** Start of DATA SUPPLIED **

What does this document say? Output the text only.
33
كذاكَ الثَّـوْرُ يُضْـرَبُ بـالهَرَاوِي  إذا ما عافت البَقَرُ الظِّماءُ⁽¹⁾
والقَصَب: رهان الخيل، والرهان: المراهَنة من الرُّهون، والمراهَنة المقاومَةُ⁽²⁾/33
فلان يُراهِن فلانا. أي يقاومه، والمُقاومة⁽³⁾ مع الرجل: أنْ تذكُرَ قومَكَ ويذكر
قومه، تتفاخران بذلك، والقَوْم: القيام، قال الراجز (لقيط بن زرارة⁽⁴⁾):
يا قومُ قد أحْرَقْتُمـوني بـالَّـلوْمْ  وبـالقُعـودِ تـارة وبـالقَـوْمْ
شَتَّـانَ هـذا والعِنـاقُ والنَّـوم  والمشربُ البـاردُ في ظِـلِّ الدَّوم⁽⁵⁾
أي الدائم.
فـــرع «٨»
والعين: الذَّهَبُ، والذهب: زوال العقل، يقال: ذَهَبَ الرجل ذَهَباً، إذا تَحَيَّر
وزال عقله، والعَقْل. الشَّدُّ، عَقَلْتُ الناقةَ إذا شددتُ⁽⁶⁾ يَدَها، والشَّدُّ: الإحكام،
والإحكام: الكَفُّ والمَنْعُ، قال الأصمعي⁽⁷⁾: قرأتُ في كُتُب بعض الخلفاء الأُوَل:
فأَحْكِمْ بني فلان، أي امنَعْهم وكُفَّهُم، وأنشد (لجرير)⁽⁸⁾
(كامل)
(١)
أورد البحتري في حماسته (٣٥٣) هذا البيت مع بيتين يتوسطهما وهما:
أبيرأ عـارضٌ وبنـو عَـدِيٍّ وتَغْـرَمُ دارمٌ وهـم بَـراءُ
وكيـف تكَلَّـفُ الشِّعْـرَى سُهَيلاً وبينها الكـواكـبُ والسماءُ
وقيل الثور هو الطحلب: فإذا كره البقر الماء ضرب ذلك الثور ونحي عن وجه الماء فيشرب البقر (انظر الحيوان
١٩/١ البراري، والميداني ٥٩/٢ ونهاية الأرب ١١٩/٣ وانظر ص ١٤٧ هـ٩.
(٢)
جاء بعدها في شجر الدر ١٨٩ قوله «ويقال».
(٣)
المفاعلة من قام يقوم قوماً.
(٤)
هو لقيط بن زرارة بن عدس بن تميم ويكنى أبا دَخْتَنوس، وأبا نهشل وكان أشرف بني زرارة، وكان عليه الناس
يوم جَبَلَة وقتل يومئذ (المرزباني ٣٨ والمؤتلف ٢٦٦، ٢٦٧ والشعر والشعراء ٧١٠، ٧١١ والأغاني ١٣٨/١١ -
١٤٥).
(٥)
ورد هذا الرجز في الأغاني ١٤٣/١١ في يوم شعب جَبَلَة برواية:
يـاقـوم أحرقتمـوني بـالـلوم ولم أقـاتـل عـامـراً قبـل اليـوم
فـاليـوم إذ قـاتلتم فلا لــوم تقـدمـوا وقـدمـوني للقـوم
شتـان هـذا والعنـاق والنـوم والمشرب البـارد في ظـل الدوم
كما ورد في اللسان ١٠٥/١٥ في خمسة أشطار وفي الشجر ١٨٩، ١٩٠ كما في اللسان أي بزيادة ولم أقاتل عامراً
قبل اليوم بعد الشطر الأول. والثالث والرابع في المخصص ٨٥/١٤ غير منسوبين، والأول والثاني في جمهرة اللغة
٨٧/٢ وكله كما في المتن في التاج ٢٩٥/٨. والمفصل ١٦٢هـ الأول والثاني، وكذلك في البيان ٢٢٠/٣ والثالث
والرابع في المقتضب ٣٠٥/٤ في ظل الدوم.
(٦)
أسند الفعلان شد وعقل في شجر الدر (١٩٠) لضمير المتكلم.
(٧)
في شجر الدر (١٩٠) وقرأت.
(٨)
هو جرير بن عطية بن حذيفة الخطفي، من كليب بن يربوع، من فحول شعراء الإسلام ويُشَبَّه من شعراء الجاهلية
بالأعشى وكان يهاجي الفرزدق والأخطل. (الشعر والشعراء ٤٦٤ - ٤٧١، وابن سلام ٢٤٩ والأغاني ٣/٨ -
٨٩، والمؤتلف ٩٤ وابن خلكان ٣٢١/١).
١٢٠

** End of DATA SUPPLIED **

> [THE REQUEST] Report back each line of the entries that holds the string "البـارد".

> [ANSWER TO THIS EXERCISE]
شَتَّـانَ هـذا والعِنـاقُ والنَّـوم  والمشربُ البـاردُ في ظِـلِّ الدَّوم⁽⁵⁾
شتـان هـذا والعنـاق والنـوم والمشرب البـارد في ظـل الدوم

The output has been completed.